▶ **RECORDS TO USE**:
========================================

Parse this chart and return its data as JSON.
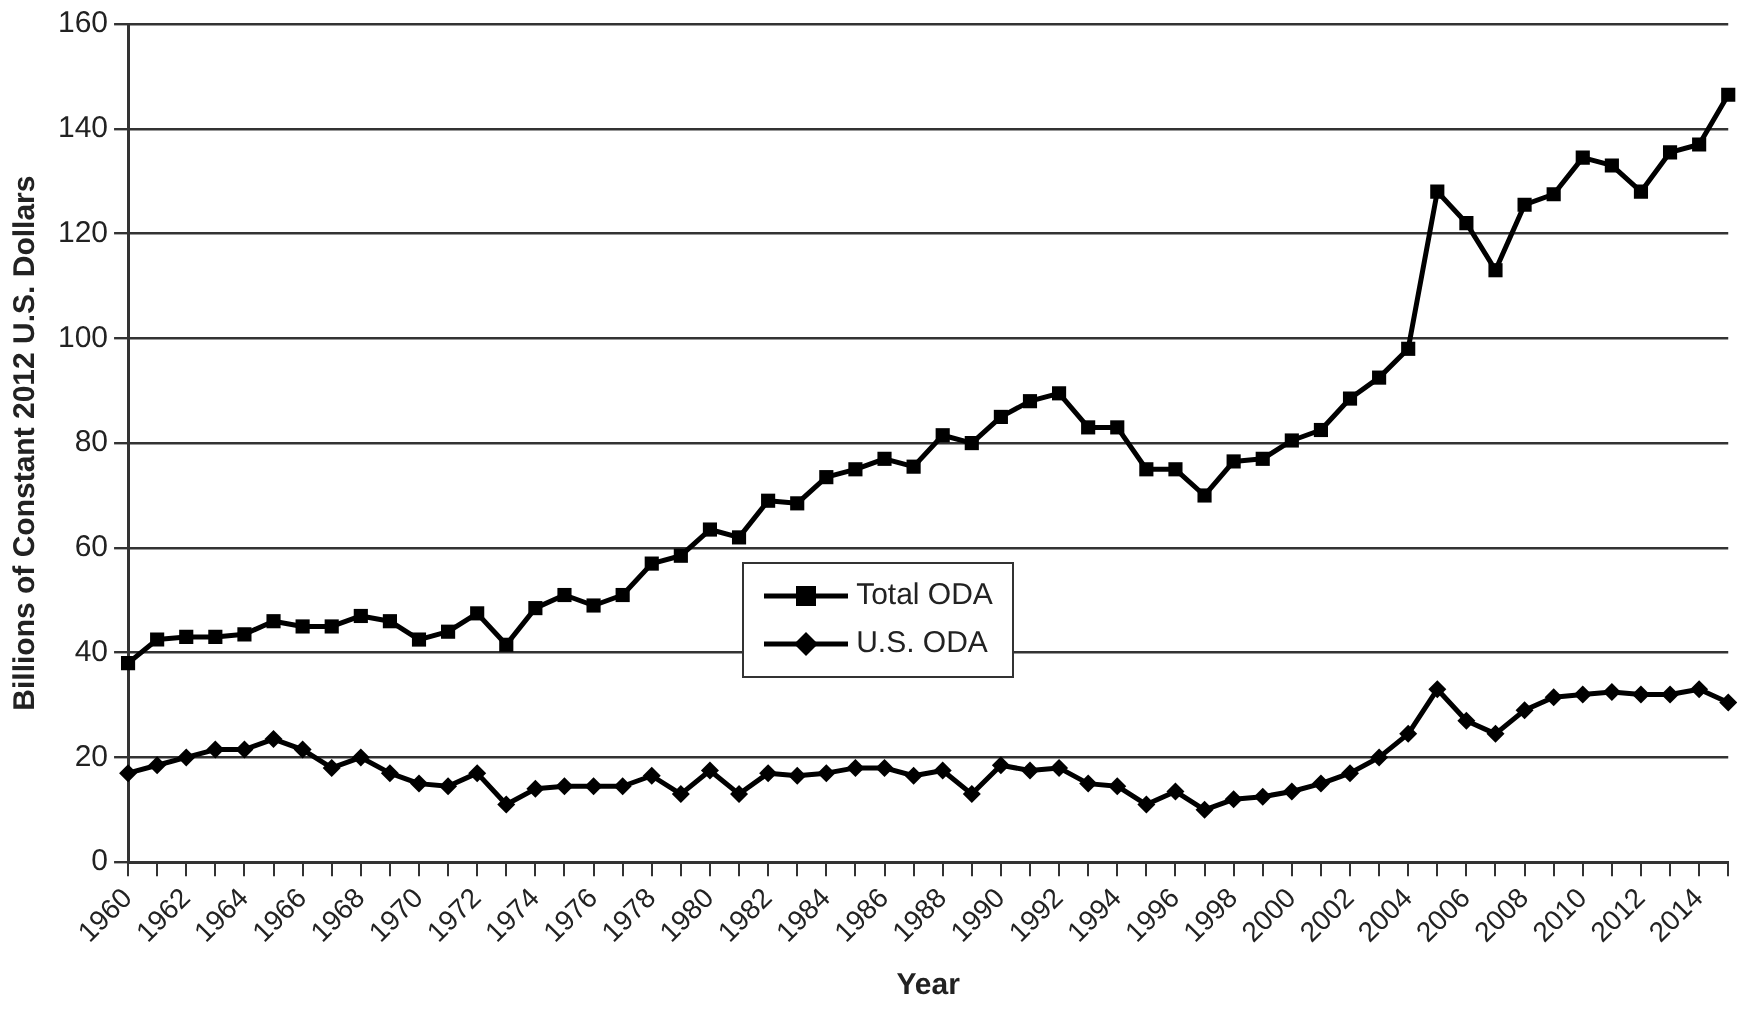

========================================

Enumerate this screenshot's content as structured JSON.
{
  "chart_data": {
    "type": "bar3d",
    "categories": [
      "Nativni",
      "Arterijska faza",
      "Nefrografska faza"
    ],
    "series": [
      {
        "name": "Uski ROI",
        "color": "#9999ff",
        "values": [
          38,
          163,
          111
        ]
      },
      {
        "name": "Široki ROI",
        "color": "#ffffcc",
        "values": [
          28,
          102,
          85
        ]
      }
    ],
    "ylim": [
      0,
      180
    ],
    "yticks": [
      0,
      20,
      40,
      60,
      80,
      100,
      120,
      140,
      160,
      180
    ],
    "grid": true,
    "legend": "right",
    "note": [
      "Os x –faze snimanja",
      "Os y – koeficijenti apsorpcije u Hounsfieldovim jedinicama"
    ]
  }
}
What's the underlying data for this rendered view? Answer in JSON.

========================================

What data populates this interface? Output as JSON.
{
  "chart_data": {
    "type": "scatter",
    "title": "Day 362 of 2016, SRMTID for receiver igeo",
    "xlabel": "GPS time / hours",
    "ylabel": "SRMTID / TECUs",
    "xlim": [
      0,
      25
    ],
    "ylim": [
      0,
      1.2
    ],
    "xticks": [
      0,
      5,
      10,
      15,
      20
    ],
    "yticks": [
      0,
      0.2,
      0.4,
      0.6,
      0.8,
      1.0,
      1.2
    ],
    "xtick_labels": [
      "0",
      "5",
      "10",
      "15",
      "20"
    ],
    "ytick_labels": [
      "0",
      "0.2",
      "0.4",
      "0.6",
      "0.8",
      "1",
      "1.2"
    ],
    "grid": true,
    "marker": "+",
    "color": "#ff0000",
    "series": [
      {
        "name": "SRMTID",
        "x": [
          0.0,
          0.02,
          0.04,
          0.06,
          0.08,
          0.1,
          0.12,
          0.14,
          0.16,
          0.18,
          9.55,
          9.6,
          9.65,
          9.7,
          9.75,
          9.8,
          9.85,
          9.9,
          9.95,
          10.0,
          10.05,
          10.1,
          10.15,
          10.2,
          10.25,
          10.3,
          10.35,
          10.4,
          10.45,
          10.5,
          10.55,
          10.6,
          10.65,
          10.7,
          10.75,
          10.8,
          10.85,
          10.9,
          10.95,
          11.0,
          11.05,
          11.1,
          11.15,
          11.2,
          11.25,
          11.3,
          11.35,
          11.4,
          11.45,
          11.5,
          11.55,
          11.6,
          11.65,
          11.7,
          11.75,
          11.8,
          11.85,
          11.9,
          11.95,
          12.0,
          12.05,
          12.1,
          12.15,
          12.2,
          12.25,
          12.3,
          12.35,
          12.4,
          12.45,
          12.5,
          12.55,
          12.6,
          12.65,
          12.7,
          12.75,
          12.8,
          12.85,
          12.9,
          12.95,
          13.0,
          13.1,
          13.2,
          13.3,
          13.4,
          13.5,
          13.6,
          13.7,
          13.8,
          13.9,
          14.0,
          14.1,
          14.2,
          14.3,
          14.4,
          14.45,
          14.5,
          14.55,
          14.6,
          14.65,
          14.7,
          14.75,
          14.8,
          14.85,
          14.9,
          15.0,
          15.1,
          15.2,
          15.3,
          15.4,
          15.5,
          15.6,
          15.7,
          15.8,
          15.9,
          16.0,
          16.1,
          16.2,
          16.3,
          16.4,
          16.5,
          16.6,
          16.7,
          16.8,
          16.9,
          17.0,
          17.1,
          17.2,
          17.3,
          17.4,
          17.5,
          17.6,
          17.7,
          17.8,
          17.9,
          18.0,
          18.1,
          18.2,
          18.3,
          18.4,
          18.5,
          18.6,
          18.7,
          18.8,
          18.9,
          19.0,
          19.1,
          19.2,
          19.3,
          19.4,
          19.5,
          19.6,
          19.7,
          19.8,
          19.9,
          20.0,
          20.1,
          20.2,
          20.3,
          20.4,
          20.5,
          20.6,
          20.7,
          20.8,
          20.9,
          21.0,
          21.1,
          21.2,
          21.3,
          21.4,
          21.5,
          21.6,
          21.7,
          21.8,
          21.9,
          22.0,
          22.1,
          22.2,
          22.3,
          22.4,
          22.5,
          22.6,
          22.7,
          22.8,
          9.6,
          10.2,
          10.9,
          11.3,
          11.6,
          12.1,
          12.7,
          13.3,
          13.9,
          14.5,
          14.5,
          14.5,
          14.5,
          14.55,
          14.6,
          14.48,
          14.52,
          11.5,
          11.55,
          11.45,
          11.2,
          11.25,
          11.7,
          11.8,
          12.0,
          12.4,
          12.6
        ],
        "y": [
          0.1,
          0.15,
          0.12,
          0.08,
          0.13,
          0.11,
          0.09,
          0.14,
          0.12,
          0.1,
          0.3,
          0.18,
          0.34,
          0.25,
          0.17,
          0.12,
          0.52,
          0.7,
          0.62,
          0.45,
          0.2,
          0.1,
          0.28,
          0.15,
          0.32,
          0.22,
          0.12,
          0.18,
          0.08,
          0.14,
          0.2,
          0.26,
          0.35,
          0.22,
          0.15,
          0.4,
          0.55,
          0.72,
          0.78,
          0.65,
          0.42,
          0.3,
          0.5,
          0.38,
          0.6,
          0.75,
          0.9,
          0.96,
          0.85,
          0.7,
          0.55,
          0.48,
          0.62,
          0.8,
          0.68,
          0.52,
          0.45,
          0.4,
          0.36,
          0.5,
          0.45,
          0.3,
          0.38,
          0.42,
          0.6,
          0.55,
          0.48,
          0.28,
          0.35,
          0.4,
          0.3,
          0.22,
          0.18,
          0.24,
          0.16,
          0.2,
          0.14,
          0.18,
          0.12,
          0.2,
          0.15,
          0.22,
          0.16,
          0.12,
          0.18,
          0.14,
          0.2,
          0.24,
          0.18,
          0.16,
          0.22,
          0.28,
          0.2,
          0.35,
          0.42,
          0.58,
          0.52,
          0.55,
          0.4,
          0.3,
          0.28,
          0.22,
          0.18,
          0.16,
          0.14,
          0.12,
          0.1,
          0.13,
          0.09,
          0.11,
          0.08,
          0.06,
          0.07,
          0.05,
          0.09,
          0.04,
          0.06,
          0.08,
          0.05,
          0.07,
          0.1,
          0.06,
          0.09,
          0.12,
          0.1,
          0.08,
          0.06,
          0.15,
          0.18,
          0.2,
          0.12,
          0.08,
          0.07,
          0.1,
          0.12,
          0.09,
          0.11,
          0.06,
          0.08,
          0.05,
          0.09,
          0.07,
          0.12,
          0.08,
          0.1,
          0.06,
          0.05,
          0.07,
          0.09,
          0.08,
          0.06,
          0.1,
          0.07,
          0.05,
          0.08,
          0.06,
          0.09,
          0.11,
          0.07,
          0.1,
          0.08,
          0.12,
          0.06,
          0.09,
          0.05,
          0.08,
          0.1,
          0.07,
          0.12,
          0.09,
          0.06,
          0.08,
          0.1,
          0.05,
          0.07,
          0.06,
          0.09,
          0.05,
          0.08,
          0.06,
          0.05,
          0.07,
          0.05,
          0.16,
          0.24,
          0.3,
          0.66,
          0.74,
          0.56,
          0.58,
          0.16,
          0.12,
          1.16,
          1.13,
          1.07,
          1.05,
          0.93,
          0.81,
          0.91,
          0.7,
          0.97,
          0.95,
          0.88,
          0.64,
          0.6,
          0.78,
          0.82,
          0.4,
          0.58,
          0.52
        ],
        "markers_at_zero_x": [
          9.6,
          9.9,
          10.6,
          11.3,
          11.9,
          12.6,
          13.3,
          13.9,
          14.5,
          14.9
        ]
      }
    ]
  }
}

========================================

▶ **THE REQUEST**: Retype, exactly and in full, the lines above from the one containing "Enumerate this screenshot's" through the one containing "What's the underlying".

▶ **THE RESPONSE**:
Enumerate this screenshot's content as structured JSON.
{
  "chart_data": {
    "type": "bar3d",
    "categories": [
      "Nativni",
      "Arterijska faza",
      "Nefrografska faza"
    ],
    "series": [
      {
        "name": "Uski ROI",
        "color": "#9999ff",
        "values": [
          38,
          163,
          111
        ]
      },
      {
        "name": "Široki ROI",
        "color": "#ffffcc",
        "values": [
          28,
          102,
          85
        ]
      }
    ],
    "ylim": [
      0,
      180
    ],
    "yticks": [
      0,
      20,
      40,
      60,
      80,
      100,
      120,
      140,
      160,
      180
    ],
    "grid": true,
    "legend": "right",
    "note": [
      "Os x –faze snimanja",
      "Os y – koeficijenti apsorpcije u Hounsfieldovim jedinicama"
    ]
  }
}
What's the underlying data for this rendered view? Answer in JSON.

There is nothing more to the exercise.